# INSTRUCTIONS FOR THE TASK
State how many lines of the records contain the string "ylabel". Give the number alone.

# Figure record listings

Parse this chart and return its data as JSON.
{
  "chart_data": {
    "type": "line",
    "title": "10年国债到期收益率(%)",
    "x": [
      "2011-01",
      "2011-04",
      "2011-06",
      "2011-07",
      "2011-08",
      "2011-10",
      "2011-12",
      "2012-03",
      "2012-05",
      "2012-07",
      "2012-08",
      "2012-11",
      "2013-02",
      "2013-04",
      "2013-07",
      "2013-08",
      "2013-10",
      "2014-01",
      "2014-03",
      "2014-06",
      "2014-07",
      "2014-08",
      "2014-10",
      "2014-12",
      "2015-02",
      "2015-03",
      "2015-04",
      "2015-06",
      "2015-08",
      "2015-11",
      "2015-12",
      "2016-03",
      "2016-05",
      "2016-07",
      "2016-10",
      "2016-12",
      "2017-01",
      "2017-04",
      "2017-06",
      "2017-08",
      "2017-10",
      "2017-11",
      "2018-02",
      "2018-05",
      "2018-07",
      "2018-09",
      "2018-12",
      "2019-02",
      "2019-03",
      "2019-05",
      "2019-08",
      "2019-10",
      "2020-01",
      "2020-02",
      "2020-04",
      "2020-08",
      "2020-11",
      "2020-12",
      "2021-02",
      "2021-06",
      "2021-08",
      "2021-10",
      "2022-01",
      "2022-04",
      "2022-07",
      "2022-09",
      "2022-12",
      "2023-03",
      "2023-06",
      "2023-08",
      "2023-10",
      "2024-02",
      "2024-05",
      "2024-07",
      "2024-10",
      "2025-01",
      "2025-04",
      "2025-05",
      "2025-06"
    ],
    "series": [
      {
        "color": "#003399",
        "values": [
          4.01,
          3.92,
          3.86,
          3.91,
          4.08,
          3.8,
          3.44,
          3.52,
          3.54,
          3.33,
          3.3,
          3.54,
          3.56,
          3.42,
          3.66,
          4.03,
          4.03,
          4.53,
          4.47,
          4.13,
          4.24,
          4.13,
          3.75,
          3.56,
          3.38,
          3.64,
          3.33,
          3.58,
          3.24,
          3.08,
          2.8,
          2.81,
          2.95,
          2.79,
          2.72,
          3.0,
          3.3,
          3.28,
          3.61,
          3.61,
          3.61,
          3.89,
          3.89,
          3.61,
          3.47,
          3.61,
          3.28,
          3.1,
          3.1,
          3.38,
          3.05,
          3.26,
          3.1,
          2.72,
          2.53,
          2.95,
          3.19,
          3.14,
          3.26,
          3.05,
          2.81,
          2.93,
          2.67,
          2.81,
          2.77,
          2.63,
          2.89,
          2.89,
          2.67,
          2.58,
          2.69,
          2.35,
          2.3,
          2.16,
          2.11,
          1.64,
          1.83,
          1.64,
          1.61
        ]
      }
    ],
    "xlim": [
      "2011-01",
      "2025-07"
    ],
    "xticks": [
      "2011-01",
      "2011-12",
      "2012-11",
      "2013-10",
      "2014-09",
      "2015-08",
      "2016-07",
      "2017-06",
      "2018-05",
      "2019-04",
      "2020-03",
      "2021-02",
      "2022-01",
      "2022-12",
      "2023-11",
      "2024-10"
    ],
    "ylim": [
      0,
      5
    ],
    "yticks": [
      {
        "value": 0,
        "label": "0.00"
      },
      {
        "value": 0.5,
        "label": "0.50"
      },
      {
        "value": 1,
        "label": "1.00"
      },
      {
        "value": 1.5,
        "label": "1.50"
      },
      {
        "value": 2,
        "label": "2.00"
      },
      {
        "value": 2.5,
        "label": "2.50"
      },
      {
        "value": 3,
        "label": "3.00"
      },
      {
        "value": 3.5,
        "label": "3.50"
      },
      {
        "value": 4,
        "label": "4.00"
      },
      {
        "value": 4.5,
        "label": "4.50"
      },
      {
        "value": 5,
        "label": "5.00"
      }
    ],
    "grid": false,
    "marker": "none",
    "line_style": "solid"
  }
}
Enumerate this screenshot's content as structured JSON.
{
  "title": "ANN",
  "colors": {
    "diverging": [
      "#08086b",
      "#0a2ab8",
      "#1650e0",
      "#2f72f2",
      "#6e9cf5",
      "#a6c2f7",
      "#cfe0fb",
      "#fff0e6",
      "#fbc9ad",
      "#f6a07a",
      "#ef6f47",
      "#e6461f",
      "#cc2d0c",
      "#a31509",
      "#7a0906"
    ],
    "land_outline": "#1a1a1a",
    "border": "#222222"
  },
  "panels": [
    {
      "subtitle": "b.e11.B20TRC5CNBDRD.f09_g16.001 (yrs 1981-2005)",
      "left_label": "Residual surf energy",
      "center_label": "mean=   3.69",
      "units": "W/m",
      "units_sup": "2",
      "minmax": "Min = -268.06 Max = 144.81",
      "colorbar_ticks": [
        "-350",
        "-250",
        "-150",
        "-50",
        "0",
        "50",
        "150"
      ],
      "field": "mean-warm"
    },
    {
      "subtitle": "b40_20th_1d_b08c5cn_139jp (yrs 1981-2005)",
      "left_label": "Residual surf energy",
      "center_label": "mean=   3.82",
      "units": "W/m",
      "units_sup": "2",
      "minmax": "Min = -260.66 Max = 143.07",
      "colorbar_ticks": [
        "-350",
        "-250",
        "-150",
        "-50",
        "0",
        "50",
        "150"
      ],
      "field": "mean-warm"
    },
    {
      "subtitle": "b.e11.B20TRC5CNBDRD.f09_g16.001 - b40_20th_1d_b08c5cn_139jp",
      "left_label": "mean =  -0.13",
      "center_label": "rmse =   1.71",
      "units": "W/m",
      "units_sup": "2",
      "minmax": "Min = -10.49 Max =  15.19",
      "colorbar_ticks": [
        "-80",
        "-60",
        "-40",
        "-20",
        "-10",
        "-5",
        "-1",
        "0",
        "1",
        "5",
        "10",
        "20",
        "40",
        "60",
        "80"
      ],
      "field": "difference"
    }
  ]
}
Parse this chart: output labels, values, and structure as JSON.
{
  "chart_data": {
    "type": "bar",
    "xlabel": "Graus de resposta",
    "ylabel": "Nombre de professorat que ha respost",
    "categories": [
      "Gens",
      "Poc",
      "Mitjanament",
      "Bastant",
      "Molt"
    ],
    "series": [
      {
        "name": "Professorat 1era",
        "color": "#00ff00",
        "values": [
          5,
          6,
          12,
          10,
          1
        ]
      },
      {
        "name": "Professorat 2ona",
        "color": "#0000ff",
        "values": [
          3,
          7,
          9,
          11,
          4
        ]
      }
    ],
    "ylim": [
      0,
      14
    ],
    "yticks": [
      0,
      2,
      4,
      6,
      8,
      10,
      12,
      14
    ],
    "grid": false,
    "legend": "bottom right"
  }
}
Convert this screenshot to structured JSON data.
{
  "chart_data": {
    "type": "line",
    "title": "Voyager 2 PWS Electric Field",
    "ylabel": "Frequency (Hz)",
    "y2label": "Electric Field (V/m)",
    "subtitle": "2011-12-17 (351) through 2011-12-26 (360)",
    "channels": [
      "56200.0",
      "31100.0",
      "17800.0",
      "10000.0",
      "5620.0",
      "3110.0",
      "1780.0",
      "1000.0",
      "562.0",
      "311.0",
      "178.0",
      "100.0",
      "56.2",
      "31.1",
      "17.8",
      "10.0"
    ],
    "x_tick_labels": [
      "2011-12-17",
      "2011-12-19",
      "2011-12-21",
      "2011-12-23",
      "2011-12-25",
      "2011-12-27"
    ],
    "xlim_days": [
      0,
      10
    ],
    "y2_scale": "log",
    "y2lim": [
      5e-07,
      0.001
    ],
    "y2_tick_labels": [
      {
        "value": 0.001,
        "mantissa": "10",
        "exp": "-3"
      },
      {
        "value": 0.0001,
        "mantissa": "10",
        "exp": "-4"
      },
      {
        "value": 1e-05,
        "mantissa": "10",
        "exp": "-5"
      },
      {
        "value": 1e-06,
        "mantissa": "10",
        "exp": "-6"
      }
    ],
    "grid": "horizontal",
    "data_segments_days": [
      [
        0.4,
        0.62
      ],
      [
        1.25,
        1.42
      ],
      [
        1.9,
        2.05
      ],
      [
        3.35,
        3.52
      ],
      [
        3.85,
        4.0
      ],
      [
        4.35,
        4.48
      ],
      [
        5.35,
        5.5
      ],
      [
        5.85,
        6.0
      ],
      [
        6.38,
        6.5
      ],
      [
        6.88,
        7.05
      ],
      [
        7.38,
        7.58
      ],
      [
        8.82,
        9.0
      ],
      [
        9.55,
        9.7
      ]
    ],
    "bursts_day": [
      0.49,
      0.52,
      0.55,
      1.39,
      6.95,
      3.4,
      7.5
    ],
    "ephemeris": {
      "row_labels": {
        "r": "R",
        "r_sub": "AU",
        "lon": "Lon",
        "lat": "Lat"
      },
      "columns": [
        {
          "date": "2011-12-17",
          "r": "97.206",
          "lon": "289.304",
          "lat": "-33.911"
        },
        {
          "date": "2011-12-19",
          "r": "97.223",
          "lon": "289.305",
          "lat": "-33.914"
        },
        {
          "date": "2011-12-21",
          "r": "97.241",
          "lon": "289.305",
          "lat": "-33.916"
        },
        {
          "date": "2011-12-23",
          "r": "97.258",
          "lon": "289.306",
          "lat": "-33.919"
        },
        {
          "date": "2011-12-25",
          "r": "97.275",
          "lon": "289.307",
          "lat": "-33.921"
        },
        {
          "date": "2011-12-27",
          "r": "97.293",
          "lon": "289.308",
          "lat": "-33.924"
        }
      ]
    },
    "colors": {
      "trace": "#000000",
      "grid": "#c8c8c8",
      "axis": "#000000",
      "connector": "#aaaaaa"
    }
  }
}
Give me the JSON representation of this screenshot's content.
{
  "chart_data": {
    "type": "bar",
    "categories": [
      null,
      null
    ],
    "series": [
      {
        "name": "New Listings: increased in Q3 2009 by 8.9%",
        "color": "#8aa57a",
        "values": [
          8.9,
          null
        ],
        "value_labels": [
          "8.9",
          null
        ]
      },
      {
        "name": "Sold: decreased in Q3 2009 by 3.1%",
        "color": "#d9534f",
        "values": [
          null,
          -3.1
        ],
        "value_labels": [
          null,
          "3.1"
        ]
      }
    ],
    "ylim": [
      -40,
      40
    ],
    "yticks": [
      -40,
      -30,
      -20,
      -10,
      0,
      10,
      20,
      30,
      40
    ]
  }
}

# OUTPUT OF THE TASK
2